The request: Count every line that holds the string "phone", and report the number alone.

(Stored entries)
■ ■ ■ ■ ■

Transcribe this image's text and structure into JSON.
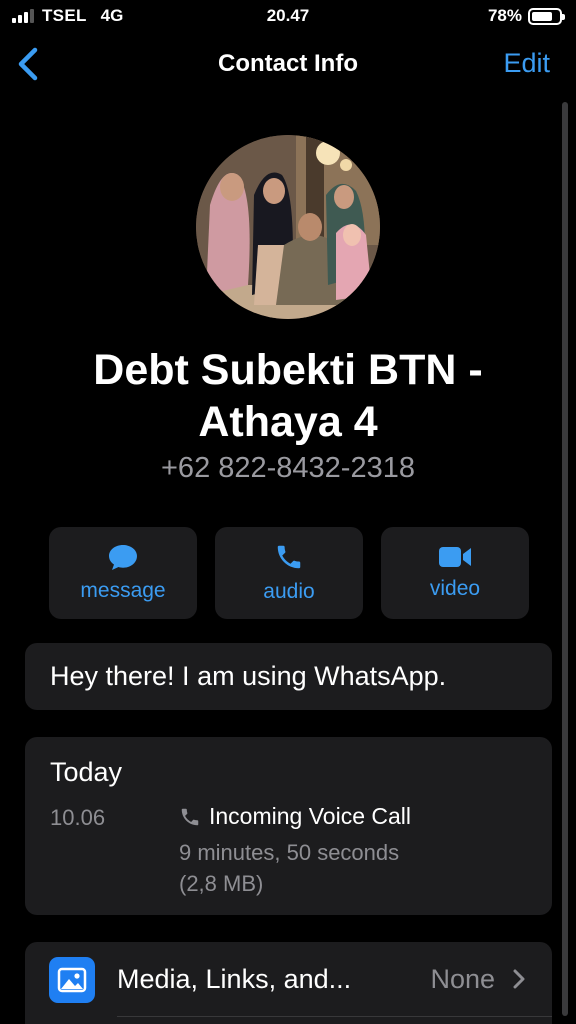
{
  "status_bar": {
    "carrier": "TSEL",
    "network": "4G",
    "time": "20.47",
    "battery": "78%",
    "battery_level": 0.78,
    "signal_icon": "signal-bars-icon",
    "battery_icon": "battery-icon"
  },
  "nav": {
    "back_icon": "chevron-left-icon",
    "title": "Contact Info",
    "edit_label": "Edit"
  },
  "contact": {
    "name": "Debt Subekti  BTN - Athaya 4",
    "phone": "+62 822-8432-2318"
  },
  "actions": [
    {
      "label": "message",
      "icon": "chat-bubble-icon"
    },
    {
      "label": "audio",
      "icon": "phone-icon"
    },
    {
      "label": "video",
      "icon": "video-camera-icon"
    }
  ],
  "about": {
    "text": "Hey there! I am using WhatsApp."
  },
  "call_log": {
    "date": "Today",
    "time": "10.06",
    "type": "Incoming Voice Call",
    "duration": "9 minutes, 50 seconds",
    "size": "(2,8 MB)"
  },
  "media_row": {
    "label": "Media, Links, and...",
    "value": "None",
    "icon": "photo-icon"
  },
  "colors": {
    "accent": "#3b9cf2",
    "card": "#1c1c1e",
    "secondary_text": "#8e8e93",
    "media_icon_bg": "#1f7ff2"
  }
}
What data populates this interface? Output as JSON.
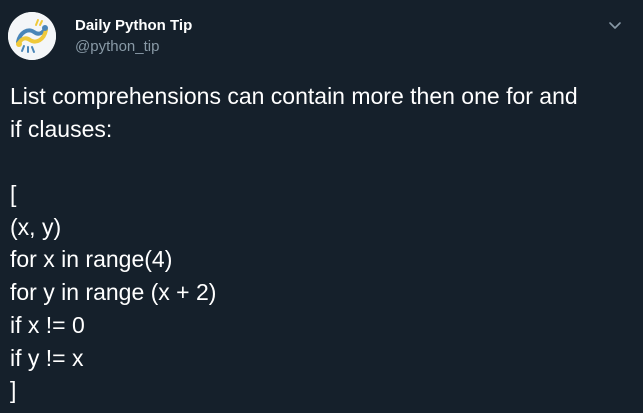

■ ■ ■ ■ ■

Solution to the problem: 2